(Recorded information):
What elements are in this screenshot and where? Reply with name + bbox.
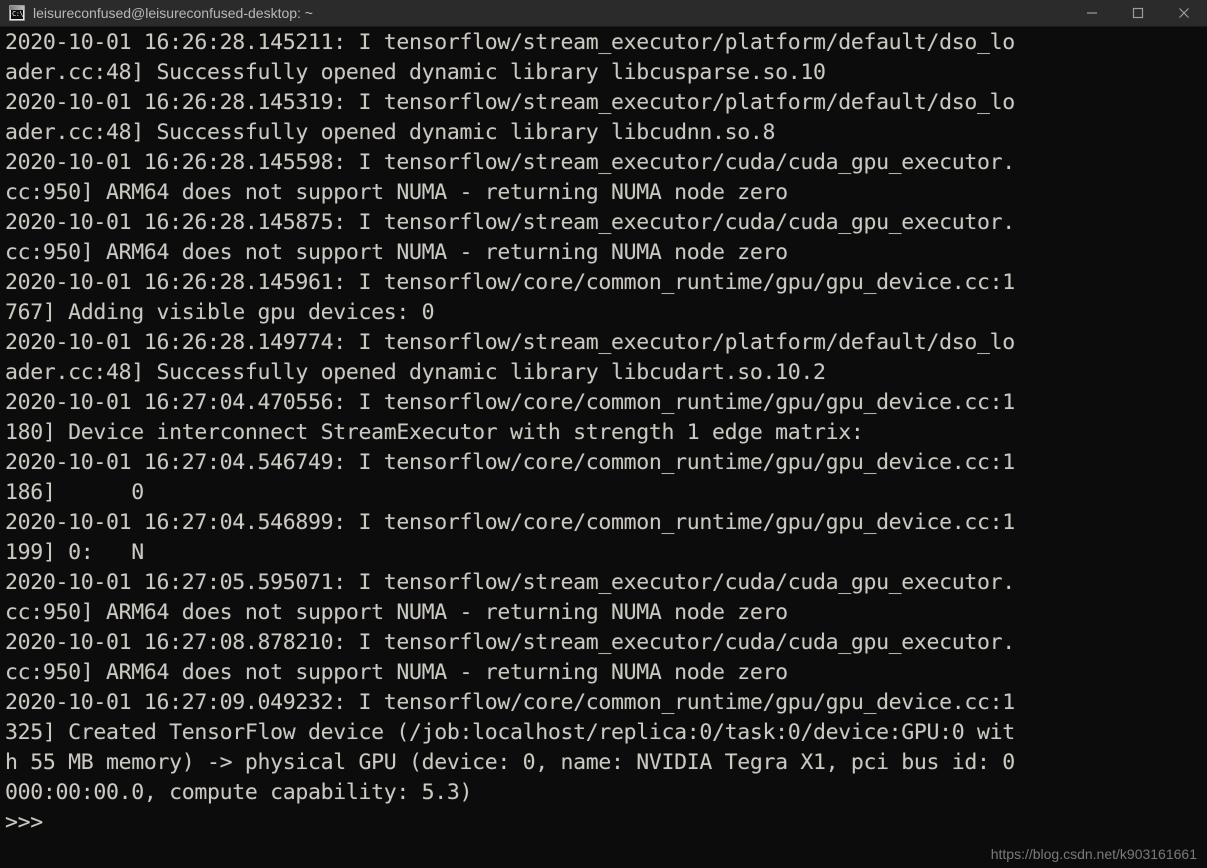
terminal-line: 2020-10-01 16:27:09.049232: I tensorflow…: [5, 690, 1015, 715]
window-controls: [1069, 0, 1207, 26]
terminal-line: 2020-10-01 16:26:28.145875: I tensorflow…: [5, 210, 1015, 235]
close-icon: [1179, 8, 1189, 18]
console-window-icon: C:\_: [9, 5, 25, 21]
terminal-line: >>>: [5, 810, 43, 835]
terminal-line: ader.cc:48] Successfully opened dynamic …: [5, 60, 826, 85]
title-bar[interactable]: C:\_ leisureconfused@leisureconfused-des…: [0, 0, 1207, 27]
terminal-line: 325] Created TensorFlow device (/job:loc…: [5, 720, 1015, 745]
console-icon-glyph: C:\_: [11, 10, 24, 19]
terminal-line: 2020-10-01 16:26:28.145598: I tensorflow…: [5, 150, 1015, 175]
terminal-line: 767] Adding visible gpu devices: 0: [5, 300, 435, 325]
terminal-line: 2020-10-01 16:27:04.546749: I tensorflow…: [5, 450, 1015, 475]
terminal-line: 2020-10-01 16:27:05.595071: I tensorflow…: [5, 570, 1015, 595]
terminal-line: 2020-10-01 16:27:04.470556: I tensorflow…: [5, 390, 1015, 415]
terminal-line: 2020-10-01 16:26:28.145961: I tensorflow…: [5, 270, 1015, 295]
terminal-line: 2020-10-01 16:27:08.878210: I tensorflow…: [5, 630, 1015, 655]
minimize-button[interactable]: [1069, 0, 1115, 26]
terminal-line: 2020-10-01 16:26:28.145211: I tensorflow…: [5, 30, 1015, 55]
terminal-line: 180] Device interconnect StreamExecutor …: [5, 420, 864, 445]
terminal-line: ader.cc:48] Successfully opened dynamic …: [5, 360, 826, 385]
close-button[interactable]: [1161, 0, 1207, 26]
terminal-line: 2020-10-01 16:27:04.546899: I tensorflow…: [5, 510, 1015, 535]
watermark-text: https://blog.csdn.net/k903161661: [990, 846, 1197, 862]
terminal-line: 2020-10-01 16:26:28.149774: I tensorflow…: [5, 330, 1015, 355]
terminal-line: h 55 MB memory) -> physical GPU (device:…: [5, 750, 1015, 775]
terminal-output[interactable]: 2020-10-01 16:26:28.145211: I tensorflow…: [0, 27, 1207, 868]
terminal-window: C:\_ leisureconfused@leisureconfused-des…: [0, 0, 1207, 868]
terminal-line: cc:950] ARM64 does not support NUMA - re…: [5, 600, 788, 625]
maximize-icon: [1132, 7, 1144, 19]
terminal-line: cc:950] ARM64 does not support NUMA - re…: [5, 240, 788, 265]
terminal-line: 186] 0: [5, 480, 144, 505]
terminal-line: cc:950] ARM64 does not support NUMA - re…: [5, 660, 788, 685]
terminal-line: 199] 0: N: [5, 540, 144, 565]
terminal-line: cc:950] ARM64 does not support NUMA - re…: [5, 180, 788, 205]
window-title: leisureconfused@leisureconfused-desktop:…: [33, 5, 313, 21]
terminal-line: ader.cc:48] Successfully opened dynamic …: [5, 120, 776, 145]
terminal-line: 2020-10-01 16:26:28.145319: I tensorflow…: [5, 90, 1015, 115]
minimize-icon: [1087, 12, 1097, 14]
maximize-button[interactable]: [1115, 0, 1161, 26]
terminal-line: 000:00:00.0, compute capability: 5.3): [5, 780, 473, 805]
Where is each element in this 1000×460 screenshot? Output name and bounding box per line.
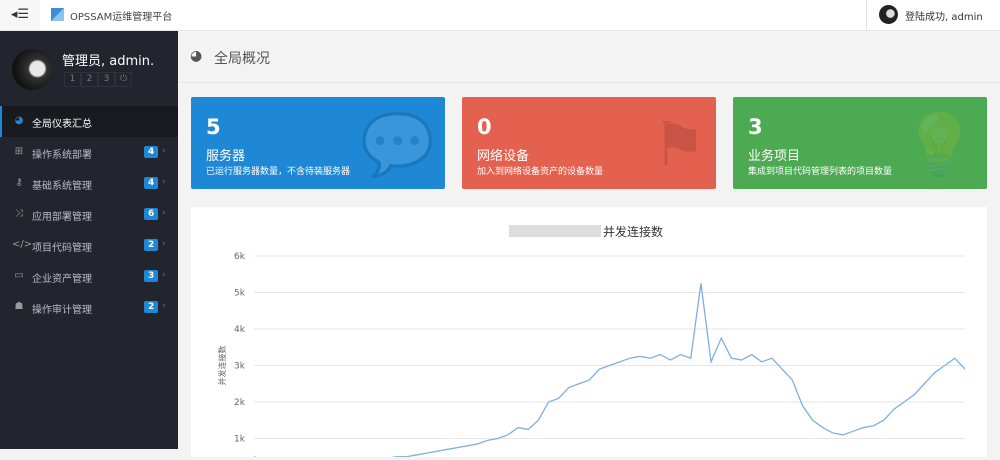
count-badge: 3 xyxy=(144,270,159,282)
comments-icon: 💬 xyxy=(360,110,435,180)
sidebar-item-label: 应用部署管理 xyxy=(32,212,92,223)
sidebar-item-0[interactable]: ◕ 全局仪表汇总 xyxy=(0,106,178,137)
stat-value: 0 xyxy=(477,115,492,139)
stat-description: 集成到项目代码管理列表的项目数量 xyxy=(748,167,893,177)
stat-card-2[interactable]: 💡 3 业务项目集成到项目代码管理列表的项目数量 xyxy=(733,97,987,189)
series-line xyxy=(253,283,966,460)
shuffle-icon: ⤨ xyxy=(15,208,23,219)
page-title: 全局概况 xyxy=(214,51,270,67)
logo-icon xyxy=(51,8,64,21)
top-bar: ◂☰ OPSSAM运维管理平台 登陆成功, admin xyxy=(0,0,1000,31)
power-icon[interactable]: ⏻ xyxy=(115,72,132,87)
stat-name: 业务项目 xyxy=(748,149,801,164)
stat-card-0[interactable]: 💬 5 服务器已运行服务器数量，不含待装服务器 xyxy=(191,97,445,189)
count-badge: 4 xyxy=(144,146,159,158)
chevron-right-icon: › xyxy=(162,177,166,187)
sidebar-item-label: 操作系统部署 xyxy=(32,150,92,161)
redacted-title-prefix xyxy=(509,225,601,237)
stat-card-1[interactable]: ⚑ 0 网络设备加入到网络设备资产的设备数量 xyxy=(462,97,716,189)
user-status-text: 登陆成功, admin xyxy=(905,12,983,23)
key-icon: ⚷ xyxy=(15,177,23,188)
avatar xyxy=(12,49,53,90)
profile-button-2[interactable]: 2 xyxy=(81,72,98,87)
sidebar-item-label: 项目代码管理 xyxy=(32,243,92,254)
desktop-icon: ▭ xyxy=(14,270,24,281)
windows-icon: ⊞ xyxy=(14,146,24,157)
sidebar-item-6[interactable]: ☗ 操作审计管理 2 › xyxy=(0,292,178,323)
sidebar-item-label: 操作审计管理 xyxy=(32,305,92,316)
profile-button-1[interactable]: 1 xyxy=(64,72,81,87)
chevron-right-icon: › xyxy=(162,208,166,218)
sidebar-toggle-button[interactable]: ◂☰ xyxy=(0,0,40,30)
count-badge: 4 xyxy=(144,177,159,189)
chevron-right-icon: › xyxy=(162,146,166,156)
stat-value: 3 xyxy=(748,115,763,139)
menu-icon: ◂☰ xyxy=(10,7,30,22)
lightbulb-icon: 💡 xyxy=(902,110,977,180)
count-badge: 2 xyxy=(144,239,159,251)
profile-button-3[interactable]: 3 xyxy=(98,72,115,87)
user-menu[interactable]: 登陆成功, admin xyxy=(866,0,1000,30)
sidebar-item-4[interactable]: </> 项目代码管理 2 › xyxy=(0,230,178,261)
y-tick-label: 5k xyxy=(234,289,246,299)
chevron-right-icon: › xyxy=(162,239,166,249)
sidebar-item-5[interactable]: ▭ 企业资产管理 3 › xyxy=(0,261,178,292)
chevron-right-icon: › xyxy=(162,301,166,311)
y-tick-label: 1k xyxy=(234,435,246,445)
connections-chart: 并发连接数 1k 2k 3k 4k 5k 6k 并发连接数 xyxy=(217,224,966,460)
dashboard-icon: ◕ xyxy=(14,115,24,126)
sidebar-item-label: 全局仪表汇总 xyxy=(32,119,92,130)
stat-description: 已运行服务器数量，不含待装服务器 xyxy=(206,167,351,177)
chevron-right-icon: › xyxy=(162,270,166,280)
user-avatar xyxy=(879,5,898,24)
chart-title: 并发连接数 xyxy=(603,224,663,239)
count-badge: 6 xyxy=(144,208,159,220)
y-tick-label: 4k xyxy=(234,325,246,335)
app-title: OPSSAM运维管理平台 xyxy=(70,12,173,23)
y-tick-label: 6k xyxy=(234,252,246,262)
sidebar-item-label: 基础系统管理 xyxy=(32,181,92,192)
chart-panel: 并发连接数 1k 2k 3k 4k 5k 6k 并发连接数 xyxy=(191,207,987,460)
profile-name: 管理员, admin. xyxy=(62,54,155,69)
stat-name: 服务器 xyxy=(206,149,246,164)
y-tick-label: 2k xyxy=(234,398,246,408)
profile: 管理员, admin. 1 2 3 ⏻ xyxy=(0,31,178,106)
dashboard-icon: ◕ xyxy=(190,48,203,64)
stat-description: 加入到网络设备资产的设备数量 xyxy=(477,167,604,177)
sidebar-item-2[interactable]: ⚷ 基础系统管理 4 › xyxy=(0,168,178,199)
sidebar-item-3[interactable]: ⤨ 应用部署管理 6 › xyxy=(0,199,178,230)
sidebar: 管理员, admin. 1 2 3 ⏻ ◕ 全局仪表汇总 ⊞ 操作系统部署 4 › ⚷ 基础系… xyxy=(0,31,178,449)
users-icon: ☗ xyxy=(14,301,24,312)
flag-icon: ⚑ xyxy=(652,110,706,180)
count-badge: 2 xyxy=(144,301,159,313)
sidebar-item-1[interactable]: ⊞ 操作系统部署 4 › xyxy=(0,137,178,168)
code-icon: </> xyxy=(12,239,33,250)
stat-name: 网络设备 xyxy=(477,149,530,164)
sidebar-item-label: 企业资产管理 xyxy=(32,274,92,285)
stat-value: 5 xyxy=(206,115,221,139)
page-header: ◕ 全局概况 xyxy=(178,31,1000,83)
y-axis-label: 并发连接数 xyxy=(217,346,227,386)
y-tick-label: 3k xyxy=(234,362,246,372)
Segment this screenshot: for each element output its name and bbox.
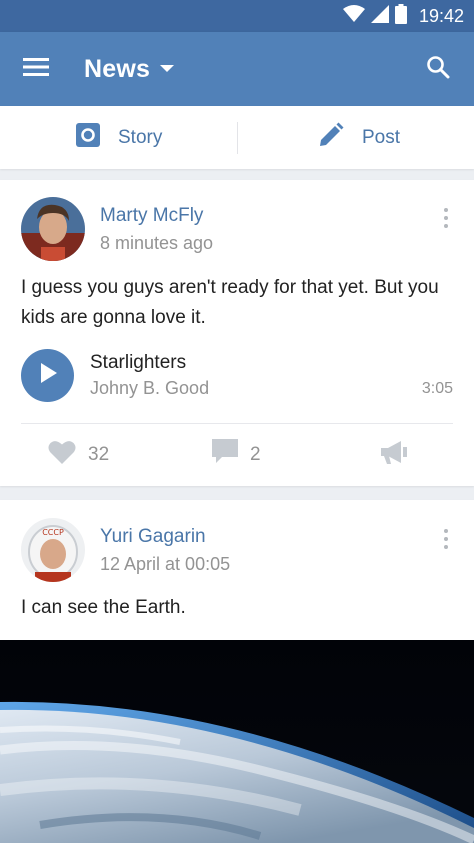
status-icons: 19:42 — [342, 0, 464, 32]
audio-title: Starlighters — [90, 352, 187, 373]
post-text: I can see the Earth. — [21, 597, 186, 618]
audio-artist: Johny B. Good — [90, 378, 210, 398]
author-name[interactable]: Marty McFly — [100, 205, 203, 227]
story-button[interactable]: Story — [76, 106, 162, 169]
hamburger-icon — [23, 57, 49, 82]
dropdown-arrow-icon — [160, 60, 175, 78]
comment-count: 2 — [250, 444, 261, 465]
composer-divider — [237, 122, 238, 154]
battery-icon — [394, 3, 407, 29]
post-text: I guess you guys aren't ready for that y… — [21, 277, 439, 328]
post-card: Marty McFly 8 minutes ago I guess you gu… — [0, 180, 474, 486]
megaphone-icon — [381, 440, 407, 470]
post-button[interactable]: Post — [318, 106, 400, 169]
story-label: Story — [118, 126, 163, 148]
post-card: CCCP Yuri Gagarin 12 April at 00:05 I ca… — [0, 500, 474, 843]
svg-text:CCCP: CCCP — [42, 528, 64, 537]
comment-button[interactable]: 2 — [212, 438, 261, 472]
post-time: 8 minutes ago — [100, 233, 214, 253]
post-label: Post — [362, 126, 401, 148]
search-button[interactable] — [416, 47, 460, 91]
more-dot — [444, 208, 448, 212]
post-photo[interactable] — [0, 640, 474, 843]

(Task details): Repeat the rows between the one containing "terminal-line: 2020-10-01 16:27:09.049232: I" and the one containing "terminal-line: >>>: [5, 810, 43, 835]", both included, word for word.

(The output):
terminal-line: 2020-10-01 16:27:09.049232: I tensorflow…: [5, 690, 1015, 715]
window-controls: [1069, 0, 1207, 26]
terminal-line: 2020-10-01 16:26:28.145875: I tensorflow…: [5, 210, 1015, 235]
close-icon: [1179, 8, 1189, 18]
console-window-icon: C:\_: [9, 5, 25, 21]
terminal-line: >>>: [5, 810, 43, 835]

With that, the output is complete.